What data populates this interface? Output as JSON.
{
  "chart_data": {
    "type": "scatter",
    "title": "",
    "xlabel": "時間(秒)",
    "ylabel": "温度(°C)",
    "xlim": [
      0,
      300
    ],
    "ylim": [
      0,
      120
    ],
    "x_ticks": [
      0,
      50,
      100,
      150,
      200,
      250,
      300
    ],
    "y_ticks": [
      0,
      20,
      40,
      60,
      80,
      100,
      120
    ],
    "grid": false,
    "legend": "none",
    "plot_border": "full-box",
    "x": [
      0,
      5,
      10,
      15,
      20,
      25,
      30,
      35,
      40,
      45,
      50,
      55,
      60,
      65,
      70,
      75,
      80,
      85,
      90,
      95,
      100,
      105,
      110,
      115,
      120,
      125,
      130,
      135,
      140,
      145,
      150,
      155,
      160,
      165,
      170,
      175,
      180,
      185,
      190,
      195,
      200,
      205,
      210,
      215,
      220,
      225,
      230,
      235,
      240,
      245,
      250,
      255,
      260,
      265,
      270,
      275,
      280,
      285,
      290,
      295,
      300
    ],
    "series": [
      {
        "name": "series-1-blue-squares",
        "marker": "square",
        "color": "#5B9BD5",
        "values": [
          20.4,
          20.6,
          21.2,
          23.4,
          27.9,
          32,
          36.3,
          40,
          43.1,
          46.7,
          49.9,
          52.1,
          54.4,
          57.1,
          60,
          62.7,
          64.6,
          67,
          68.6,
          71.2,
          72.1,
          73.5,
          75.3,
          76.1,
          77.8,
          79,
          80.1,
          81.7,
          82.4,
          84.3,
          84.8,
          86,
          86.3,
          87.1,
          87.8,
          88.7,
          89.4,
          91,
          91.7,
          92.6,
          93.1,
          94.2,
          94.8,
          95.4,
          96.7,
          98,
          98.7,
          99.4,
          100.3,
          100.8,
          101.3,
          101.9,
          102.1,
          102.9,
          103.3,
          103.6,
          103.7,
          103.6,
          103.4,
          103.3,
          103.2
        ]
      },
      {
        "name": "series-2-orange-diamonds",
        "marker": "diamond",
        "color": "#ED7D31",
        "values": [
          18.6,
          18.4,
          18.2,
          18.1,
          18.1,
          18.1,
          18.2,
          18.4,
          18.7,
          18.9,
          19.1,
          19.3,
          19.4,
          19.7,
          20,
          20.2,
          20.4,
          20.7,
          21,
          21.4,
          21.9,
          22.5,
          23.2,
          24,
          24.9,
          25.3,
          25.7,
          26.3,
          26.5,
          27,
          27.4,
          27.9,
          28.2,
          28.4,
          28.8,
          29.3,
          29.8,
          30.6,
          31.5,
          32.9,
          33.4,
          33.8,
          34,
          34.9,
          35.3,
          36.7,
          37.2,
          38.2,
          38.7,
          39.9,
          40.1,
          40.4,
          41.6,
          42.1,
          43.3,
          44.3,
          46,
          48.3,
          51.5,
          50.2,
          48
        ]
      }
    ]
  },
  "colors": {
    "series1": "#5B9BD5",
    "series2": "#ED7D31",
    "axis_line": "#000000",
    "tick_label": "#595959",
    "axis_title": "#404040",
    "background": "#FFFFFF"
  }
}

What the task requires:
Reproduce the listing in full. Keep it exactly as written.

Answer to the problem:
What data populates this interface? Output as JSON.
{
  "chart_data": {
    "type": "scatter",
    "title": "",
    "xlabel": "時間(秒)",
    "ylabel": "温度(°C)",
    "xlim": [
      0,
      300
    ],
    "ylim": [
      0,
      120
    ],
    "x_ticks": [
      0,
      50,
      100,
      150,
      200,
      250,
      300
    ],
    "y_ticks": [
      0,
      20,
      40,
      60,
      80,
      100,
      120
    ],
    "grid": false,
    "legend": "none",
    "plot_border": "full-box",
    "x": [
      0,
      5,
      10,
      15,
      20,
      25,
      30,
      35,
      40,
      45,
      50,
      55,
      60,
      65,
      70,
      75,
      80,
      85,
      90,
      95,
      100,
      105,
      110,
      115,
      120,
      125,
      130,
      135,
      140,
      145,
      150,
      155,
      160,
      165,
      170,
      175,
      180,
      185,
      190,
      195,
      200,
      205,
      210,
      215,
      220,
      225,
      230,
      235,
      240,
      245,
      250,
      255,
      260,
      265,
      270,
      275,
      280,
      285,
      290,
      295,
      300
    ],
    "series": [
      {
        "name": "series-1-blue-squares",
        "marker": "square",
        "color": "#5B9BD5",
        "values": [
          20.4,
          20.6,
          21.2,
          23.4,
          27.9,
          32,
          36.3,
          40,
          43.1,
          46.7,
          49.9,
          52.1,
          54.4,
          57.1,
          60,
          62.7,
          64.6,
          67,
          68.6,
          71.2,
          72.1,
          73.5,
          75.3,
          76.1,
          77.8,
          79,
          80.1,
          81.7,
          82.4,
          84.3,
          84.8,
          86,
          86.3,
          87.1,
          87.8,
          88.7,
          89.4,
          91,
          91.7,
          92.6,
          93.1,
          94.2,
          94.8,
          95.4,
          96.7,
          98,
          98.7,
          99.4,
          100.3,
          100.8,
          101.3,
          101.9,
          102.1,
          102.9,
          103.3,
          103.6,
          103.7,
          103.6,
          103.4,
          103.3,
          103.2
        ]
      },
      {
        "name": "series-2-orange-diamonds",
        "marker": "diamond",
        "color": "#ED7D31",
        "values": [
          18.6,
          18.4,
          18.2,
          18.1,
          18.1,
          18.1,
          18.2,
          18.4,
          18.7,
          18.9,
          19.1,
          19.3,
          19.4,
          19.7,
          20,
          20.2,
          20.4,
          20.7,
          21,
          21.4,
          21.9,
          22.5,
          23.2,
          24,
          24.9,
          25.3,
          25.7,
          26.3,
          26.5,
          27,
          27.4,
          27.9,
          28.2,
          28.4,
          28.8,
          29.3,
          29.8,
          30.6,
          31.5,
          32.9,
          33.4,
          33.8,
          34,
          34.9,
          35.3,
          36.7,
          37.2,
          38.2,
          38.7,
          39.9,
          40.1,
          40.4,
          41.6,
          42.1,
          43.3,
          44.3,
          46,
          48.3,
          51.5,
          50.2,
          48
        ]
      }
    ]
  },
  "colors": {
    "series1": "#5B9BD5",
    "series2": "#ED7D31",
    "axis_line": "#000000",
    "tick_label": "#595959",
    "axis_title": "#404040",
    "background": "#FFFFFF"
  }
}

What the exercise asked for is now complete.